## Source excerpt
[Begin]
Last Chance to Soak up Capital Losses
Don't do it!
By Kaye A. Thomas
Posted December 27, 2007
It's better to preserve a capital loss carryover than to use it needlessly.
Every now and then, especially near the end of a year, we hear from someone who's planning to sell stock at a gain and repurchase the shares immediately afterward. They're looking to soak up a capital loss that will otherwise be unused for the current year because of the $3,000 capital loss limitation. Often they want to know if the wash sale rule, or any similar doctrine, will stand in the way of the tax result they're seeking. But the real problem here is that the strategy doesn't make sense in the first place. Using up the loss in the current year rarely provides any advantage, and often means a larger tax bill in later years.
The $3,000 limitation
The tax rules allow you to claim a deduction for capital losses up to the amount of your capital gains plus $3,000.
Example 1: If you have $30,000 of capital gains and $20,000 of capital losses, you can deduct the full amount of your losses. It doesn't matter that they're more than $3,000.
Example 2: If you have the reverse situation, $20,000 of capital gains and $30,000 of capital losses, you're allowed to deduct $23,000 of the capital losses (the amount of your capital gains plus $3,000). You have $7,000 of capital loss you aren't allowed to use this year.
[End]
## Given data
[Begin]
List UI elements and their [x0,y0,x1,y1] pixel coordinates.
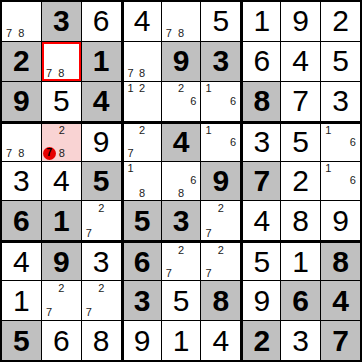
[End]
## What this task involves
How would you say this sentence from the article on capital losses in Spanish: "It's better to preserve a capital loss carryover than to use it needlessly."?

## Right answer
Es mejor conservar el arrastre de una pérdida de capital que usarlo innecesariamente.